Your goal = The data below should be restated word for word, with every picture omitted.

------

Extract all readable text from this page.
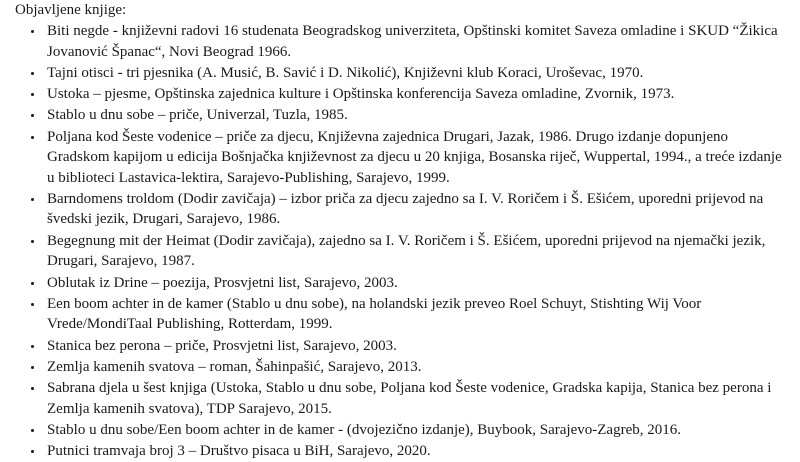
Objavljene knjige:

Biti negde - književni radovi 16 studenata Beogradskog univerziteta, Opštinski komitet Saveza omladine i SKUD “Žikica Jovanović Španac“, Novi Beograd 1966.
Tajni otisci - tri pjesnika (A. Musić, B. Savić i D. Nikolić), Književni klub Koraci, Uroševac, 1970.
Ustoka – pjesme, Opštinska zajednica kulture i Opštinska konferencija Saveza omladine, Zvornik, 1973.
Stablo u dnu sobe – priče, Univerzal, Tuzla, 1985.
Poljana kod Šeste vodenice – priče za djecu, Književna zajednica Drugari, Jazak, 1986. Drugo izdanje dopunjeno Gradskom kapijom u edicija Bošnjačka književnost za djecu u 20 knjiga, Bosanska riječ, Wuppertal, 1994., a treće izdanje u biblioteci Lastavica-lektira, Sarajevo-Publishing, Sarajevo, 1999.
Barndomens troldom (Dodir zavičaja) – izbor priča za djecu zajedno sa I. V. Roričem i Š. Ešićem, uporedni prijevod na švedski jezik, Drugari, Sarajevo, 1986.
Begegnung mit der Heimat (Dodir zavičaja), zajedno sa I. V. Roričem i Š. Ešićem, uporedni prijevod na njemački jezik, Drugari, Sarajevo, 1987.
Oblutak iz Drine – poezija, Prosvjetni list, Sarajevo, 2003.
Een boom achter in de kamer (Stablo u dnu sobe), na holandski jezik preveo Roel Schuyt, Stishting Wij Voor Vrede/MondiTaal Publishing, Rotterdam, 1999.
Stanica bez perona – priče, Prosvjetni list, Sarajevo, 2003.
Zemlja kamenih svatova – roman, Šahinpašić, Sarajevo, 2013.
Sabrana djela u šest knjiga (Ustoka, Stablo u dnu sobe, Poljana kod Šeste vodenice, Gradska kapija, Stanica bez perona i Zemlja kamenih svatova), TDP Sarajevo, 2015.
Stablo u dnu sobe/Een boom achter in de kamer - (dvojezično izdanje), Buybook, Sarajevo-Zagreb, 2016.
Putnici tramvaja broj 3 – Društvo pisaca u BiH, Sarajevo, 2020.
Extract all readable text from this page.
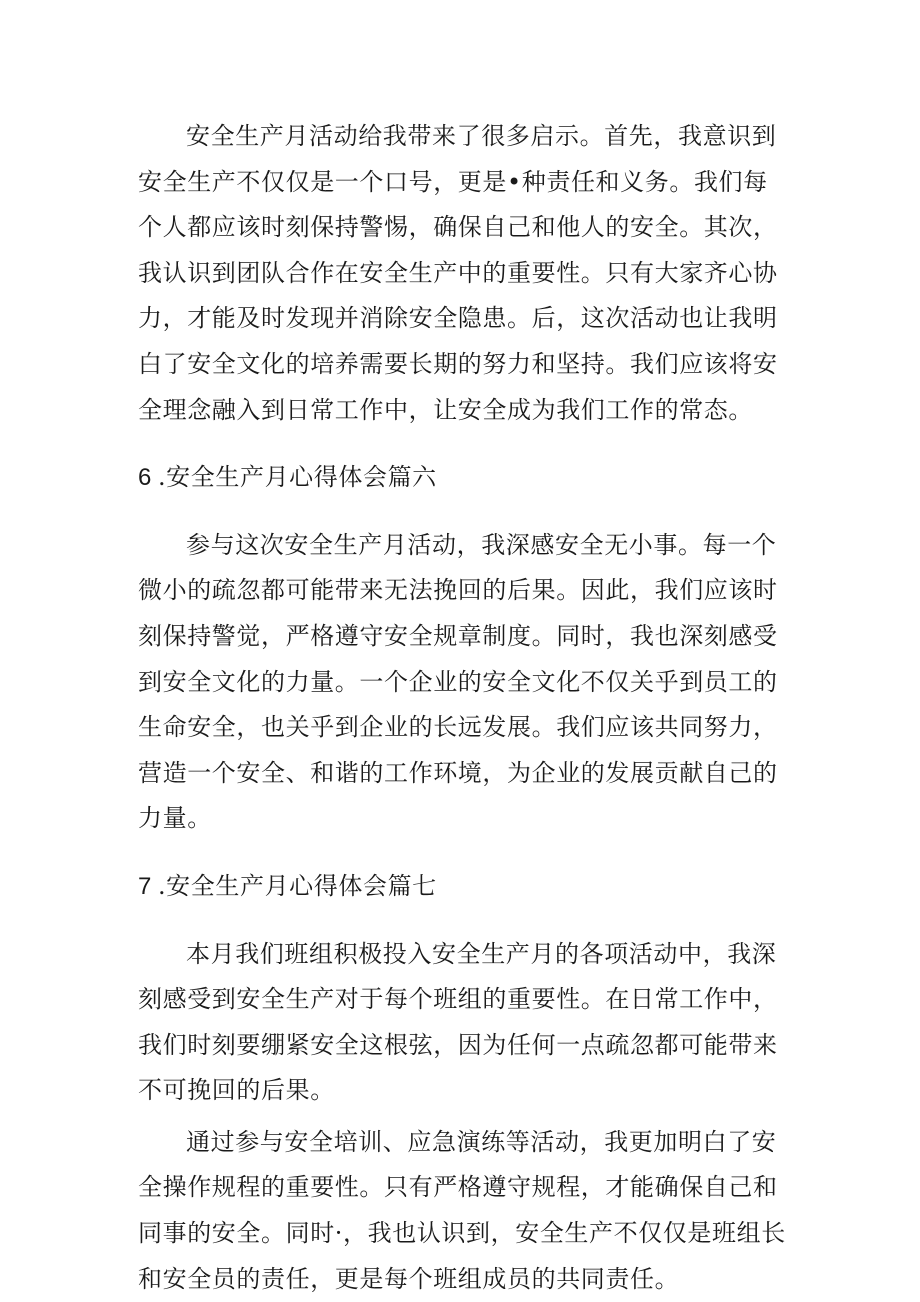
安全生产月活动给我带来了很多启示。首先，我意识到安全生产不仅仅是一个口号，更是•种责任和义务。我们每个人都应该时刻保持警惕，确保自己和他人的安全。其次，我认识到团队合作在安全生产中的重要性。只有大家齐心协力，才能及时发现并消除安全隐患。后，这次活动也让我明白了安全文化的培养需要长期的努力和坚持。我们应该将安全理念融入到日常工作中，让安全成为我们工作的常态。

6 .安全生产月心得体会篇六

参与这次安全生产月活动，我深感安全无小事。每一个微小的疏忽都可能带来无法挽回的后果。因此，我们应该时刻保持警觉，严格遵守安全规章制度。同时，我也深刻感受到安全文化的力量。一个企业的安全文化不仅关乎到员工的生命安全，也关乎到企业的长远发展。我们应该共同努力，营造一个安全、和谐的工作环境，为企业的发展贡献自己的力量。

7 .安全生产月心得体会篇七

本月我们班组积极投入安全生产月的各项活动中，我深刻感受到安全生产对于每个班组的重要性。在日常工作中，我们时刻要绷紧安全这根弦，因为任何一点疏忽都可能带来不可挽回的后果。

通过参与安全培训、应急演练等活动，我更加明白了安全操作规程的重要性。只有严格遵守规程，才能确保自己和同事的安全。同时·，我也认识到，安全生产不仅仅是班组长和安全员的责任，更是每个班组成员的共同责任。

------

Answer to the exercise =
Extract all readable text from this page.
Objavljene knjige:

Biti negde - književni radovi 16 studenata Beogradskog univerziteta, Opštinski komitet Saveza omladine i SKUD “Žikica Jovanović Španac“, Novi Beograd 1966.
Tajni otisci - tri pjesnika (A. Musić, B. Savić i D. Nikolić), Književni klub Koraci, Uroševac, 1970.
Ustoka – pjesme, Opštinska zajednica kulture i Opštinska konferencija Saveza omladine, Zvornik, 1973.
Stablo u dnu sobe – priče, Univerzal, Tuzla, 1985.
Poljana kod Šeste vodenice – priče za djecu, Književna zajednica Drugari, Jazak, 1986. Drugo izdanje dopunjeno Gradskom kapijom u edicija Bošnjačka književnost za djecu u 20 knjiga, Bosanska riječ, Wuppertal, 1994., a treće izdanje u biblioteci Lastavica-lektira, Sarajevo-Publishing, Sarajevo, 1999.
Barndomens troldom (Dodir zavičaja) – izbor priča za djecu zajedno sa I. V. Roričem i Š. Ešićem, uporedni prijevod na švedski jezik, Drugari, Sarajevo, 1986.
Begegnung mit der Heimat (Dodir zavičaja), zajedno sa I. V. Roričem i Š. Ešićem, uporedni prijevod na njemački jezik, Drugari, Sarajevo, 1987.
Oblutak iz Drine – poezija, Prosvjetni list, Sarajevo, 2003.
Een boom achter in de kamer (Stablo u dnu sobe), na holandski jezik preveo Roel Schuyt, Stishting Wij Voor Vrede/MondiTaal Publishing, Rotterdam, 1999.
Stanica bez perona – priče, Prosvjetni list, Sarajevo, 2003.
Zemlja kamenih svatova – roman, Šahinpašić, Sarajevo, 2013.
Sabrana djela u šest knjiga (Ustoka, Stablo u dnu sobe, Poljana kod Šeste vodenice, Gradska kapija, Stanica bez perona i Zemlja kamenih svatova), TDP Sarajevo, 2015.
Stablo u dnu sobe/Een boom achter in de kamer - (dvojezično izdanje), Buybook, Sarajevo-Zagreb, 2016.
Putnici tramvaja broj 3 – Društvo pisaca u BiH, Sarajevo, 2020.
Extract all readable text from this page.
安全生产月活动给我带来了很多启示。首先，我意识到安全生产不仅仅是一个口号，更是•种责任和义务。我们每个人都应该时刻保持警惕，确保自己和他人的安全。其次，我认识到团队合作在安全生产中的重要性。只有大家齐心协力，才能及时发现并消除安全隐患。后，这次活动也让我明白了安全文化的培养需要长期的努力和坚持。我们应该将安全理念融入到日常工作中，让安全成为我们工作的常态。

6 .安全生产月心得体会篇六

参与这次安全生产月活动，我深感安全无小事。每一个微小的疏忽都可能带来无法挽回的后果。因此，我们应该时刻保持警觉，严格遵守安全规章制度。同时，我也深刻感受到安全文化的力量。一个企业的安全文化不仅关乎到员工的生命安全，也关乎到企业的长远发展。我们应该共同努力，营造一个安全、和谐的工作环境，为企业的发展贡献自己的力量。

7 .安全生产月心得体会篇七

本月我们班组积极投入安全生产月的各项活动中，我深刻感受到安全生产对于每个班组的重要性。在日常工作中，我们时刻要绷紧安全这根弦，因为任何一点疏忽都可能带来不可挽回的后果。

通过参与安全培训、应急演练等活动，我更加明白了安全操作规程的重要性。只有严格遵守规程，才能确保自己和同事的安全。同时·，我也认识到，安全生产不仅仅是班组长和安全员的责任，更是每个班组成员的共同责任。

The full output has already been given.